### Data listing
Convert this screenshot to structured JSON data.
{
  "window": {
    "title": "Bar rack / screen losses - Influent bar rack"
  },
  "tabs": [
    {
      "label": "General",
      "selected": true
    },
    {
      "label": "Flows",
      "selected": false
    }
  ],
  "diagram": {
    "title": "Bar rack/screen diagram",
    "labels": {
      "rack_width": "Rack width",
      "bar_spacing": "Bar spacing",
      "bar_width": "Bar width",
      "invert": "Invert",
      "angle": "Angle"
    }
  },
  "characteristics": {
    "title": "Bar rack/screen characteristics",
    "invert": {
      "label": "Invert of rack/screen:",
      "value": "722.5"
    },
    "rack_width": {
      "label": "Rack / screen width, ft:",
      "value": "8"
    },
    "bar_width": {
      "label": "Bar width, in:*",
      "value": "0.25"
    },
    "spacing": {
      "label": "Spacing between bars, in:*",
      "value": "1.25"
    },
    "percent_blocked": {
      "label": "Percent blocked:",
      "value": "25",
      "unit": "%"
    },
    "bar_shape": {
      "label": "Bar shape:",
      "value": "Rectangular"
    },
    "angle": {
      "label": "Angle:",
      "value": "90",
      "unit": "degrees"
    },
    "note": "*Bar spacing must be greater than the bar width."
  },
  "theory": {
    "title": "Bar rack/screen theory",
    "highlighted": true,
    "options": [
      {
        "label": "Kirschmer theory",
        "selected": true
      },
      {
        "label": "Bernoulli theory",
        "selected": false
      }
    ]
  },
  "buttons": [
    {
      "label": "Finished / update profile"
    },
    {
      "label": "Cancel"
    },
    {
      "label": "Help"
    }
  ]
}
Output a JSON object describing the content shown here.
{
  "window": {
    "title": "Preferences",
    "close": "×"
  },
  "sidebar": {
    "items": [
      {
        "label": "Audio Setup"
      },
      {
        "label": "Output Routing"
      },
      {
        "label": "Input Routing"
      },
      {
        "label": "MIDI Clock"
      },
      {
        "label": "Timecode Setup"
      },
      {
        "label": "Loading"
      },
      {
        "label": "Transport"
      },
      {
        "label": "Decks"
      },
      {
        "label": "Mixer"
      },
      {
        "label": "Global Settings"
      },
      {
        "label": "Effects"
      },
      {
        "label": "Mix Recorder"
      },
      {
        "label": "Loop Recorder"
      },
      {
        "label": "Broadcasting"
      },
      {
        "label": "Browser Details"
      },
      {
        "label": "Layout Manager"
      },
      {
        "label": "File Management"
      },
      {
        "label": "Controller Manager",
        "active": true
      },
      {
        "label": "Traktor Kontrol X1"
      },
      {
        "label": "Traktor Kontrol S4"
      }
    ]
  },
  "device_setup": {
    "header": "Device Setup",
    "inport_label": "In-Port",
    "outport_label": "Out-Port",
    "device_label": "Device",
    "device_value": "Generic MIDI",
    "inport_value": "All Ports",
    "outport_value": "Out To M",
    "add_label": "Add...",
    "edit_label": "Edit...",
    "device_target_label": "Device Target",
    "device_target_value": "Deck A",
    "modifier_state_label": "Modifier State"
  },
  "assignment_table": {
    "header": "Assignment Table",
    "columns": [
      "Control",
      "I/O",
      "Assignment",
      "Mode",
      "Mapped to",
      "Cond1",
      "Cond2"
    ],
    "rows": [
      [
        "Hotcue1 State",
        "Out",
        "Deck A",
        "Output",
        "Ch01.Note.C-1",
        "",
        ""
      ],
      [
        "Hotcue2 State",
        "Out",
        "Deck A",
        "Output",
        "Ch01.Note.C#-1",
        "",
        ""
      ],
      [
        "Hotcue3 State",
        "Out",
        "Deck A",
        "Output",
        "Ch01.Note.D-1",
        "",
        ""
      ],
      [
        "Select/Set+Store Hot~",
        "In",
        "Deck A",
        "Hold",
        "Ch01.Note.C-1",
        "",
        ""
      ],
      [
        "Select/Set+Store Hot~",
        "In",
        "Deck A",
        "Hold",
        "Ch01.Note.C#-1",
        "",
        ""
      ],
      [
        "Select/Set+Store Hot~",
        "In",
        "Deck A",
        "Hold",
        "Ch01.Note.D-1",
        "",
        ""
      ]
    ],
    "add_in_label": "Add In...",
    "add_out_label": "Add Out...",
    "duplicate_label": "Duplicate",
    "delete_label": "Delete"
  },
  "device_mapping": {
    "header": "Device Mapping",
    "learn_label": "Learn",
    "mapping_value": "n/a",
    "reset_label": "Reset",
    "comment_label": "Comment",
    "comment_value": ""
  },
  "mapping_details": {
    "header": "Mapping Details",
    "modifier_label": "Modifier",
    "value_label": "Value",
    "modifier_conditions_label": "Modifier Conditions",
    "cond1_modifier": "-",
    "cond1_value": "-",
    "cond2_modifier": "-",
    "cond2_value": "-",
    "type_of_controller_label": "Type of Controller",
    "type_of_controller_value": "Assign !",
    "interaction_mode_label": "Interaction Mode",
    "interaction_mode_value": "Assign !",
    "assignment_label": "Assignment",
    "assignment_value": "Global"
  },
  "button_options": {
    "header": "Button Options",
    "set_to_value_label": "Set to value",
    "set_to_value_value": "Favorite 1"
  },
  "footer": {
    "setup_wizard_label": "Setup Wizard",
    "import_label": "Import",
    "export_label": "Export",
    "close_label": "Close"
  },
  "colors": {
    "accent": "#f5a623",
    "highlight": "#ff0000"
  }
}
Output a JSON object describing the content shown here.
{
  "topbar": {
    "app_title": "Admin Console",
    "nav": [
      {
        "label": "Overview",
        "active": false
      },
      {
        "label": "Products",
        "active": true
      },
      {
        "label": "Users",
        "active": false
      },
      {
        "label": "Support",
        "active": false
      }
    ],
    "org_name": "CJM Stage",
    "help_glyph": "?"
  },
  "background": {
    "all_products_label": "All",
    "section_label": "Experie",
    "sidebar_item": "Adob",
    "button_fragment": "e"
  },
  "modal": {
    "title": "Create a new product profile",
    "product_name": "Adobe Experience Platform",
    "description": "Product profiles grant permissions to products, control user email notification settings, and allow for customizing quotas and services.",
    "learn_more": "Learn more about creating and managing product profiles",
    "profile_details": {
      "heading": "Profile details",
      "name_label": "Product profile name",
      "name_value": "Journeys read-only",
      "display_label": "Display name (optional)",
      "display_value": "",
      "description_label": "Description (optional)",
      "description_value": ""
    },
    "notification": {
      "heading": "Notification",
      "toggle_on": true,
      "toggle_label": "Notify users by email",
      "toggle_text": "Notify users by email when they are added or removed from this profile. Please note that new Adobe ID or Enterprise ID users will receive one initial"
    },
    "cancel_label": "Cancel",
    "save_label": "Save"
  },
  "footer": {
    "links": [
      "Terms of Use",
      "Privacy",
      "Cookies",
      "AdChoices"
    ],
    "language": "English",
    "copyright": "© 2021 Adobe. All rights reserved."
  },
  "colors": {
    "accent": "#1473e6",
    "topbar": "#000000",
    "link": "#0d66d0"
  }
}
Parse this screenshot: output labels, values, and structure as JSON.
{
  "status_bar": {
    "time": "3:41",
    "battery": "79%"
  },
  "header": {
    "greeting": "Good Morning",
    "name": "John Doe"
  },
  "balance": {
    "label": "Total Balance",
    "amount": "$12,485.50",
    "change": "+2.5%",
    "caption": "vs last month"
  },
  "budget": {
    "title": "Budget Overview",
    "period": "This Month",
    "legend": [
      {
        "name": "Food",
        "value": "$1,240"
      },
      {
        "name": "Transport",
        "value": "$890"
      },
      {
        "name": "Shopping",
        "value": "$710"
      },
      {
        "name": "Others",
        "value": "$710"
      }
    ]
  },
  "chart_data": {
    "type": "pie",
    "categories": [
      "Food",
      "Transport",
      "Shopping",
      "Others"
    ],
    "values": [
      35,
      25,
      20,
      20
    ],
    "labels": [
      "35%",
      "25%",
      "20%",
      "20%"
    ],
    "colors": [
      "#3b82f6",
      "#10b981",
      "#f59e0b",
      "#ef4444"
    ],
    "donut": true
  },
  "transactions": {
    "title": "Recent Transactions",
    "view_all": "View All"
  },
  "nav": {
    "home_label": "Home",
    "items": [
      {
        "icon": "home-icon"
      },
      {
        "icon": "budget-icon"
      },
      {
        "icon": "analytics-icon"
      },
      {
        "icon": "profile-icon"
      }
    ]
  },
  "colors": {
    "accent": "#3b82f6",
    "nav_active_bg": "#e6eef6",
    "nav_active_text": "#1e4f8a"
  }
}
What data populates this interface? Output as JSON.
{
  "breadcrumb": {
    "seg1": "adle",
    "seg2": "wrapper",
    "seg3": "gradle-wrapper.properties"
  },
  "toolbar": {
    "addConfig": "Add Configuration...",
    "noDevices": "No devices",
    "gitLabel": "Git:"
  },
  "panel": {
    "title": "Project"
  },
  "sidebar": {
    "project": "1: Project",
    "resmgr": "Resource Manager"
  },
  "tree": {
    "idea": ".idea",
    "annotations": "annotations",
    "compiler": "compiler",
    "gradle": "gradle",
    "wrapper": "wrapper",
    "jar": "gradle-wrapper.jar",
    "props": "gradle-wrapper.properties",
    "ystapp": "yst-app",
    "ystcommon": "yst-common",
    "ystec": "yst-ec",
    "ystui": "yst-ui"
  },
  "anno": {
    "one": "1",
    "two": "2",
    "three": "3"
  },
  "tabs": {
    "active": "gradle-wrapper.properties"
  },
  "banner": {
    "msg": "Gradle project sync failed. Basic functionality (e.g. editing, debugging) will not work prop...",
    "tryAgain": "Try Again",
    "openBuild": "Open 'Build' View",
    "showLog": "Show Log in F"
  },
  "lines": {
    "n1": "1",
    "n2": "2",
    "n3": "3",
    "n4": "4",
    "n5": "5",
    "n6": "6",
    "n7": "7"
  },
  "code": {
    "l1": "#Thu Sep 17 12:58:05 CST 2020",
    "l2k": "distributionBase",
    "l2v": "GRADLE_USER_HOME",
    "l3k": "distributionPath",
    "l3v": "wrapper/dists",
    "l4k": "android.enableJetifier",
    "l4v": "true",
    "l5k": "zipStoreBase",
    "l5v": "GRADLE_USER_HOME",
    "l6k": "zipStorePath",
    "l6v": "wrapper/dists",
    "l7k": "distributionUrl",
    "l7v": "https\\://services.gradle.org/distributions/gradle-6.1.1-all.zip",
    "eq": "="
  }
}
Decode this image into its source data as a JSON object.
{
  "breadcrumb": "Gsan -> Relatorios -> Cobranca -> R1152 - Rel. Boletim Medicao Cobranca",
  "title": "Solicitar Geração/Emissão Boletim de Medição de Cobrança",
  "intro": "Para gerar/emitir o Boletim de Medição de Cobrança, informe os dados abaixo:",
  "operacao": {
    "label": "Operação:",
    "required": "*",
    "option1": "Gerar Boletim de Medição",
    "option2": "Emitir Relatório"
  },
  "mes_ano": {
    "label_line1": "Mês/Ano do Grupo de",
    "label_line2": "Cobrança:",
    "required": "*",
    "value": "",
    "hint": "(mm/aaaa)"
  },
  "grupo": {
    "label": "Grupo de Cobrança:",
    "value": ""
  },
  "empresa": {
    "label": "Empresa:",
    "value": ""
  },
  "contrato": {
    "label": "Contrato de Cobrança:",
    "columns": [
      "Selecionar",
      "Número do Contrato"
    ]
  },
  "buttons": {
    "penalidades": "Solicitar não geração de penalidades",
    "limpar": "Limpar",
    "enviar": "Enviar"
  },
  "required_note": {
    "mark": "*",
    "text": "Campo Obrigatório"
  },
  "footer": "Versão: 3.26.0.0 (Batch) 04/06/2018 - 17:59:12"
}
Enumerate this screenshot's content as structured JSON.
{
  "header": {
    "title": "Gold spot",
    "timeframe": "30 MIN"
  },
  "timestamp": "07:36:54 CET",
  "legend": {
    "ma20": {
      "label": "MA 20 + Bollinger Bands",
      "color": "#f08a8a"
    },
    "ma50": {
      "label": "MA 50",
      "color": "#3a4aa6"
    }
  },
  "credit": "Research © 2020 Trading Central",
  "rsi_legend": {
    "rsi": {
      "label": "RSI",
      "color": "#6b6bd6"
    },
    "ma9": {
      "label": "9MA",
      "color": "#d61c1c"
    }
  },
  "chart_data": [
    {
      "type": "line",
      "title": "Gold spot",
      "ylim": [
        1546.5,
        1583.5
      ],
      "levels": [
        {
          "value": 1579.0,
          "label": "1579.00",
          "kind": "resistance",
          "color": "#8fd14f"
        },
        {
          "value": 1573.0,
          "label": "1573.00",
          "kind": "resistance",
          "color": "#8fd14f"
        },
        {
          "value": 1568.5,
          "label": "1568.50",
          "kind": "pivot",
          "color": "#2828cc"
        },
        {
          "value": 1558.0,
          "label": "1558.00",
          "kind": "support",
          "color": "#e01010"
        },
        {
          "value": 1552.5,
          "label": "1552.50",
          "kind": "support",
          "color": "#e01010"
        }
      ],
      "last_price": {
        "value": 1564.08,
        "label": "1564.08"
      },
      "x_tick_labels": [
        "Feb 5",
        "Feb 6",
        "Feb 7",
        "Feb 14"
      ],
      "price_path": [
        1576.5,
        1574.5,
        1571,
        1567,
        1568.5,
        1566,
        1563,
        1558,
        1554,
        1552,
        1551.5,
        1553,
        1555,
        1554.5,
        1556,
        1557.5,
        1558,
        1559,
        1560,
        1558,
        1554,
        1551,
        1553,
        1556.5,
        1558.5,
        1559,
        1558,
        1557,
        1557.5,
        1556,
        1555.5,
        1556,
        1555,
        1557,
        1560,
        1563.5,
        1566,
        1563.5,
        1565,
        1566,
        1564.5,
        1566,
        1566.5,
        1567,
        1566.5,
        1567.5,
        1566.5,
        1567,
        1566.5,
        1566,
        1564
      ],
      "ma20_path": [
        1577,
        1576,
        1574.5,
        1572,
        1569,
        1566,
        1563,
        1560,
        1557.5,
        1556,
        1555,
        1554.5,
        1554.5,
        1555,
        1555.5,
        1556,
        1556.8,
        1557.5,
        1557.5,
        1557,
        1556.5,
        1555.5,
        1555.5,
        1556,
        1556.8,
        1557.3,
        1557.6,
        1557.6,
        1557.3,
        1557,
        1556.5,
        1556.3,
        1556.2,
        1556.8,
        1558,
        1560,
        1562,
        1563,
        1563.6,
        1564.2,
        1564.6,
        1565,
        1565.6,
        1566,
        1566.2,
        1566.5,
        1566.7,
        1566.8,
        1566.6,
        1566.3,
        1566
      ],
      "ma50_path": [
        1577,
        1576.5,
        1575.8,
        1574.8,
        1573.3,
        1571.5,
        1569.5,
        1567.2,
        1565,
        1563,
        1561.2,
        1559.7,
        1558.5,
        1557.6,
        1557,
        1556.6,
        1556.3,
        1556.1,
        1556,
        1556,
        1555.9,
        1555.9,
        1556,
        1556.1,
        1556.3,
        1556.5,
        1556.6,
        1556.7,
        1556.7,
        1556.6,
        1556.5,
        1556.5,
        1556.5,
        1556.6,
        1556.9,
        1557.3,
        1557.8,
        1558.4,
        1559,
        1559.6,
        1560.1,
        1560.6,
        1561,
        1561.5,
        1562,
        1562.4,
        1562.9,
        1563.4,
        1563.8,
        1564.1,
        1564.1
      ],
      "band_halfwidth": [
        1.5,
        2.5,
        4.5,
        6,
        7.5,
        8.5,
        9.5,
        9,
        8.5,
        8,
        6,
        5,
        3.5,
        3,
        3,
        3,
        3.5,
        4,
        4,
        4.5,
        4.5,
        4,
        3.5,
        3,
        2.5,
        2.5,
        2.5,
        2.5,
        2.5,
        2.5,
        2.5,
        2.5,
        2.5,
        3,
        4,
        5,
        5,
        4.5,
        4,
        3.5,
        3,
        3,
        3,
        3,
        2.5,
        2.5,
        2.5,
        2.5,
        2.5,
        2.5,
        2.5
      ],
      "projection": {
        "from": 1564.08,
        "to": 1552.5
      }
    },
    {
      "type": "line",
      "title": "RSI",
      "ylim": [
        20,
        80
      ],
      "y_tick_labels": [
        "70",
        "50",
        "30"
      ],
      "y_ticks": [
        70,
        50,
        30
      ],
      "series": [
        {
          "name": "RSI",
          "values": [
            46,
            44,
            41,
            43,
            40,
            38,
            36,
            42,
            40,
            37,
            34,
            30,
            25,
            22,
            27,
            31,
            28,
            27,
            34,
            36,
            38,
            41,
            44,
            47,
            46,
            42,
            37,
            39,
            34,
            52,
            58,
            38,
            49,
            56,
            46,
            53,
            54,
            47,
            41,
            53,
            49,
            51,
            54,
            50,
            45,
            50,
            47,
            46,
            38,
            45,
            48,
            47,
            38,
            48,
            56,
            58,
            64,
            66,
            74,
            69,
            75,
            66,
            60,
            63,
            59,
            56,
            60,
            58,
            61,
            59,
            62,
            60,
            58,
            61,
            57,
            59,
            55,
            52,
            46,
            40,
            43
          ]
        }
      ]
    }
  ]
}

### Work to be completed
Look through the records and gather each line with the word "true".

### Solved exercise
      "selected": true
    "highlighted": true,
        "selected": true
        "active": true
        "active": true
      "toggle_on": true,
    "donut": true
    "l4v": "true",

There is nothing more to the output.